Where a line contains the word "عثمان", copy that line.

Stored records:
******
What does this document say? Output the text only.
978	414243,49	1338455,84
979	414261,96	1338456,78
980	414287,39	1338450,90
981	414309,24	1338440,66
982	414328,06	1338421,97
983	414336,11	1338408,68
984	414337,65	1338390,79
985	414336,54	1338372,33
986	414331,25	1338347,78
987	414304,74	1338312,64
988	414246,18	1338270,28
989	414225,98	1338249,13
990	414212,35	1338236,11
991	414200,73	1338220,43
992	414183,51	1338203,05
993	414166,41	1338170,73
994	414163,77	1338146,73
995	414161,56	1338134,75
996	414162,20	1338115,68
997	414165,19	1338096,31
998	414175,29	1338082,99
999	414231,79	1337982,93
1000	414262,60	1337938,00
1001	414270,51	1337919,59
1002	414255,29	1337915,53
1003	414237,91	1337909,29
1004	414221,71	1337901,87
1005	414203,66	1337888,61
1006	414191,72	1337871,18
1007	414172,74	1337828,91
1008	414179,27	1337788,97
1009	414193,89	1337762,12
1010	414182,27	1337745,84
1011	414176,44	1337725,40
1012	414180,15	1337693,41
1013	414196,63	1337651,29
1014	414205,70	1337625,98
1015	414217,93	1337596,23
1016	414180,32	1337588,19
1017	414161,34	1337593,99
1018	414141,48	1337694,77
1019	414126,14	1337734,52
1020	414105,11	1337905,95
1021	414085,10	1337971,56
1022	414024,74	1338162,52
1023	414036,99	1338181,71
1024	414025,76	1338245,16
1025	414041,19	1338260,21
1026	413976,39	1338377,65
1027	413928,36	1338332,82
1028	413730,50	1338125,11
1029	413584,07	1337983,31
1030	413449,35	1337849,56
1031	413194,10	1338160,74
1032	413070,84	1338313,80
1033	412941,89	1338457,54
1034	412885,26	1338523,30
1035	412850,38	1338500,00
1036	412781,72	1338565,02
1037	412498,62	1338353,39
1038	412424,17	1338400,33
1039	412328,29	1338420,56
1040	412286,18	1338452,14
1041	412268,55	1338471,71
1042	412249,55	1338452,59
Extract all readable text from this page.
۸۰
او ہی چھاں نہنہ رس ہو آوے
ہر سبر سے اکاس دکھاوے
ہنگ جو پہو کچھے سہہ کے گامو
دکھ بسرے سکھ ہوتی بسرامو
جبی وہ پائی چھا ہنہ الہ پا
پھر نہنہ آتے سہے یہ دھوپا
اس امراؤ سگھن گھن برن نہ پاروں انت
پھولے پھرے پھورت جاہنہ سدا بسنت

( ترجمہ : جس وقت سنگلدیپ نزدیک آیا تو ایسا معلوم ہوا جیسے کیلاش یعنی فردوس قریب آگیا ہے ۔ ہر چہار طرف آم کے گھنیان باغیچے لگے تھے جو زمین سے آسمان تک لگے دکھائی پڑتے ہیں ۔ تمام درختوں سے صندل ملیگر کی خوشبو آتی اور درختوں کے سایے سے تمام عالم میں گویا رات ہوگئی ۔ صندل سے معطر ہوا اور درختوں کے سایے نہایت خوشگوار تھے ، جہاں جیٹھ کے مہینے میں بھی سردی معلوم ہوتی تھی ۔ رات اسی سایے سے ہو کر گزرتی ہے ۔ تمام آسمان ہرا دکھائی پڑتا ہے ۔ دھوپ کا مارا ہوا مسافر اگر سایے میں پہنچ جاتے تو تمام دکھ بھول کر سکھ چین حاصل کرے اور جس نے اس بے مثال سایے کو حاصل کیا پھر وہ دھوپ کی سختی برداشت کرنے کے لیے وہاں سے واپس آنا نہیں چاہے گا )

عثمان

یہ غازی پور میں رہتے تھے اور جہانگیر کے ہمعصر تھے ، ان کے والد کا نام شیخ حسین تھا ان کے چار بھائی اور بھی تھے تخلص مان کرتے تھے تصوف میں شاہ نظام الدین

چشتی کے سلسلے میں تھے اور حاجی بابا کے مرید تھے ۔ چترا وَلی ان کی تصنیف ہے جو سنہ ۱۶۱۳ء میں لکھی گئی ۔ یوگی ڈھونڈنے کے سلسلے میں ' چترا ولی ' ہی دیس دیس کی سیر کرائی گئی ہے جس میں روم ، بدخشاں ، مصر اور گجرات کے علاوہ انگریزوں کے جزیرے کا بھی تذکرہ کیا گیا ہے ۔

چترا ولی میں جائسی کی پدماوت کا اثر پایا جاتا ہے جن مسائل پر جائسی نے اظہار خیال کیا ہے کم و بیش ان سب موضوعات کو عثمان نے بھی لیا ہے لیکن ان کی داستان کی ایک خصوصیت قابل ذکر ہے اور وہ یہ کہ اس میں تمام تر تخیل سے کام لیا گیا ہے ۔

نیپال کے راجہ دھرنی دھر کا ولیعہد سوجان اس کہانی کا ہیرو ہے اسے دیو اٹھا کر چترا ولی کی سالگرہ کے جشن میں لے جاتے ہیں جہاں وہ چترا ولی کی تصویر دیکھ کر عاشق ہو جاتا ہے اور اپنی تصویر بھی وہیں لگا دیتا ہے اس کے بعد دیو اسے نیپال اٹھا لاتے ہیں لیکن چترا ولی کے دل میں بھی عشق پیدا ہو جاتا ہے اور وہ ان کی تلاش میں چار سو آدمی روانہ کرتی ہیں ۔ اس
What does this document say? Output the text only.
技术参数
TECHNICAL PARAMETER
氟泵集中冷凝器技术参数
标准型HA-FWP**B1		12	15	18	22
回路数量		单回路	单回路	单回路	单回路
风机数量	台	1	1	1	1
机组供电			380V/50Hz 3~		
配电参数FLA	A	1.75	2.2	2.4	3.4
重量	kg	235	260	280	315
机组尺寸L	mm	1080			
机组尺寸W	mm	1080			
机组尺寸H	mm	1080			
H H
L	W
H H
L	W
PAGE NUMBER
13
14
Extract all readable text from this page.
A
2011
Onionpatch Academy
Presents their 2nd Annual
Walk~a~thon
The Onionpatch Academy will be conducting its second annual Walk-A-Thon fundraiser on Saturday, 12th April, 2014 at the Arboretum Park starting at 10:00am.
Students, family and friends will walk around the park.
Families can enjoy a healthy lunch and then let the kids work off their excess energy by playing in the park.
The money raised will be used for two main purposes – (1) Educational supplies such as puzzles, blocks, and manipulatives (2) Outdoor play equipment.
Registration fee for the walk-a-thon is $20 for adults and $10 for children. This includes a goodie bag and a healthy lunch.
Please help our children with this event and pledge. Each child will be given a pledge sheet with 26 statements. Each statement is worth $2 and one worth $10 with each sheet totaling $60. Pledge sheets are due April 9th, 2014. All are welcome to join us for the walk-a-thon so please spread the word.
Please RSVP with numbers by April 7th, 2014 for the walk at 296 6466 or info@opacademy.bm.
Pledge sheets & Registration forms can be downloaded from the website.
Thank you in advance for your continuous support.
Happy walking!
******
**THE ANSWER:**
عثمان
چترا ولی میں جائسی کی پدماوت کا اثر پایا جاتا ہے جن مسائل پر جائسی نے اظہار خیال کیا ہے کم و بیش ان سب موضوعات کو عثمان نے بھی لیا ہے لیکن ان کی داستان کی ایک خصوصیت قابل ذکر ہے اور وہ یہ کہ اس میں تمام تر تخیل سے کام لیا گیا ہے ۔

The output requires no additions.